Cinq questions à un expert

Fort d’un actif sous gestion de 4 milliards de dollars, Gestion de portefeuille Triasima a débloqué plusieurs millions gérés pour sa clientèle institutionnelle afin d’investir dans le secteur du cannabis, dans Canopy Growth notamment. Questions-réponses avec le chef des investissements chez Triasima, André Chabot.

Qu’est-ce qui vous a convaincu d’investir dans le pot ?

Nous étudions les titres sous trois angles : nous faisons une réflexion fondamentale, nous appliquons des filtres quantitatifs et nous étudions la tendance du titre. Au niveau fondamental, on estimait, et on estime toujours, que l’industrie est viable et promise à un futur intéressant. On aimait aussi le fait que Canopy était déjà le plus gros et que l’entreprise établissait des ententes de distribution avec des organismes, certains à l’étranger. Ce dernier point assure que des ventes futures se matérialiseront. La tendance était très positive, mais notre outil quantitatif ne cotait toutefois pas bien le titre.

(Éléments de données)
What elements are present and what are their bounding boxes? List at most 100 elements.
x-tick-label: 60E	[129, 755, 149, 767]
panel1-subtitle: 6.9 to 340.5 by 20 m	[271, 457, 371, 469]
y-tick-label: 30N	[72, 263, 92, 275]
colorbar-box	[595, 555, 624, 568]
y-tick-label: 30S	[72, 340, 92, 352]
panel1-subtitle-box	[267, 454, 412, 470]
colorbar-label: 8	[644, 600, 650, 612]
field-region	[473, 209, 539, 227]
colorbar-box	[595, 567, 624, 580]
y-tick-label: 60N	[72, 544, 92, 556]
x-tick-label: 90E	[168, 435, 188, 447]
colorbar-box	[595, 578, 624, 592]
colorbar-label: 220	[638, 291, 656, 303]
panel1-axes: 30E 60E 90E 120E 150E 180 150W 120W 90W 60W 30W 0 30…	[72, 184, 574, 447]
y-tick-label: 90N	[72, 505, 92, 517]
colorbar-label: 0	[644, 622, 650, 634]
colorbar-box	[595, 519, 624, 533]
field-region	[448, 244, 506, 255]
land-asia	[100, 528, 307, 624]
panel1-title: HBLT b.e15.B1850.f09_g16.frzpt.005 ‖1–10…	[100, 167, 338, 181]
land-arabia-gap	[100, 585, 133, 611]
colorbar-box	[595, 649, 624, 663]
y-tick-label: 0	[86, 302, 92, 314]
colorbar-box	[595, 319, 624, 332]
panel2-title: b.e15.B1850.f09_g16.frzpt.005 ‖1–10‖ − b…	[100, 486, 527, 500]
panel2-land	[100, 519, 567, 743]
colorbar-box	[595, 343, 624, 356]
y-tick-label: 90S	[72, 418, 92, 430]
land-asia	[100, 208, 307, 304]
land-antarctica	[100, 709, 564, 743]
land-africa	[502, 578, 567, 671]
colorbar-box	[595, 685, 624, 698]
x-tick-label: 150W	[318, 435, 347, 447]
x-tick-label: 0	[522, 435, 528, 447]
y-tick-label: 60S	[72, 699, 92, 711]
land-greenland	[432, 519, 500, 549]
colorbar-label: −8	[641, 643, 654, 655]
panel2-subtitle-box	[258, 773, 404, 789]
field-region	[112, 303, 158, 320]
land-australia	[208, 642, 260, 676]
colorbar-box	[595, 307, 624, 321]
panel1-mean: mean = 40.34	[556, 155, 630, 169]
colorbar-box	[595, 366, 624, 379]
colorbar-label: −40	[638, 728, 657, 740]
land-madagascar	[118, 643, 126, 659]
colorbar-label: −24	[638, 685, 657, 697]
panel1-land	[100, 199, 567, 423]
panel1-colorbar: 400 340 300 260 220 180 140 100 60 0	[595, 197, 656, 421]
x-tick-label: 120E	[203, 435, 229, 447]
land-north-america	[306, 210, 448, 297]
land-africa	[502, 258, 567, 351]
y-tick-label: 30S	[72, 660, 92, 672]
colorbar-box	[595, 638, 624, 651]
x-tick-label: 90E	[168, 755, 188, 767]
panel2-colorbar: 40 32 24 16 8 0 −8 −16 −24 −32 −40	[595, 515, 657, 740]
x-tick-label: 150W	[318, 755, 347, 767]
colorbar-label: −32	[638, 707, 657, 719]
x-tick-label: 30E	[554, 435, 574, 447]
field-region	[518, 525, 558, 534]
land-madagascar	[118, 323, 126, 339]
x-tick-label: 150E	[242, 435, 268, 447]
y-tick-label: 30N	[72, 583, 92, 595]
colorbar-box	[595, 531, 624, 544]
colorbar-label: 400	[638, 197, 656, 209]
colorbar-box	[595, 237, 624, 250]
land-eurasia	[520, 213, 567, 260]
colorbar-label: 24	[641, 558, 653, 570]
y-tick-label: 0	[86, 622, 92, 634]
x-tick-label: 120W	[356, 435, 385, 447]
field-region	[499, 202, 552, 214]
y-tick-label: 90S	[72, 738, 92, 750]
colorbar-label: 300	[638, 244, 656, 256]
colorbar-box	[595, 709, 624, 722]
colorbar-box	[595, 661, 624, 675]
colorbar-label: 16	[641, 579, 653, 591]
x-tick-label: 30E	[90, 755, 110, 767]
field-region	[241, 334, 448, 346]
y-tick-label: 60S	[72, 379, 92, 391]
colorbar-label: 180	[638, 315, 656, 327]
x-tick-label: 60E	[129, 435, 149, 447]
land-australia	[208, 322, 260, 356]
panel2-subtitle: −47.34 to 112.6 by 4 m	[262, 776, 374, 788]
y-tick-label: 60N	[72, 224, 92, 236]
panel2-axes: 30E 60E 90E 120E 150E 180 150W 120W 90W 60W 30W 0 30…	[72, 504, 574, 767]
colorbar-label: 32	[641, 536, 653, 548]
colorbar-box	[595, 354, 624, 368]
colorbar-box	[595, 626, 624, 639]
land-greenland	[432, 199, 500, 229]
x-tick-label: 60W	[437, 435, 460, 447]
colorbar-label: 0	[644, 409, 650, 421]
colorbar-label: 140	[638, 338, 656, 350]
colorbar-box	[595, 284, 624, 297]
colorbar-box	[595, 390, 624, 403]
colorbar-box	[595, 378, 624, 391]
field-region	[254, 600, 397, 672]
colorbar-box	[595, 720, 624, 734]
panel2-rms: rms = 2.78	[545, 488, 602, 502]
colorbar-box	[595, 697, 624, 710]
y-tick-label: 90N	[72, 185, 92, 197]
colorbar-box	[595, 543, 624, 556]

_CONSIGNE 1:_ Énumérez les trois angles sous lesquels Triasima étudie les titres, d’après l’entretien avec André Chabot.
_CONSIGNE 2:_
Pour chaque énoncé, veuillez indiquer s’il concorde avec l’entretien avec André Chabot (oui ou non), en citant les mots qui le montrent.
(a) Triasima gère un actif de 4 milliards de dollars.
(b) L’outil quantitatif de Triasima cotait bien le titre de Canopy.
(c) Canopy était déjà la plus grosse entreprise du secteur.
_CONSIGNE 3:_ Poursuivez l’entretien avec André Chabot à partir de sa dernière phrase.

_RÉPONSE 1:_
- une réflexion fondamentale
- l’application de filtres quantitatifs
- l’étude de la tendance du titre

_RÉPONSE 2:_
(a) Oui : « Fort d’un actif sous gestion de 4 milliards de dollars »
(b) Non : « notre outil quantitatif ne cotait toutefois pas bien le titre »
(c) Oui : « Canopy était déjà le plus gros »

_RÉPONSE 3:_
Utilisez-vous les mêmes critères d’évaluation que pour les autres secteurs ?

Oui. Sauf qu’ici, nous avons une industrie en croissance et potentiellement très importante. Alors on peut payer plus cher. Mais malgré la croissance attendue, les titres sont coûteux. On regarde Canopy de la même façon qu’on regarde la Banque Royale : la valeur et la croissance, puis on ajuste le tout en fonction des résultats futurs.

Parlez-nous un peu du secteur.

Ils sont plus de 100 producteurs de pot au pays. C’est beaucoup. Au fil des années, il y aura de la consolidation. Les gros vont manger les petits. Si on est déjà le plus gros, on risque d’être le consolidateur, de grandir et non pas de disparaître. Pour Canopy, c’est un élément clé de la performance future du titre. Être le plus important à ce stade-ci, ça compte. Au début, beaucoup d’entreprises vivent d’espoir. La plupart d’entre elles vont finir par disparaître en mettant un terme à leurs activités, en déclarant faillite ou en étant absorbées. Pour les éventuels survivants, à long terme, on peut défendre les évaluations actuelles.

Pourquoi les investisseurs institutionnels boudent-ils le pot ?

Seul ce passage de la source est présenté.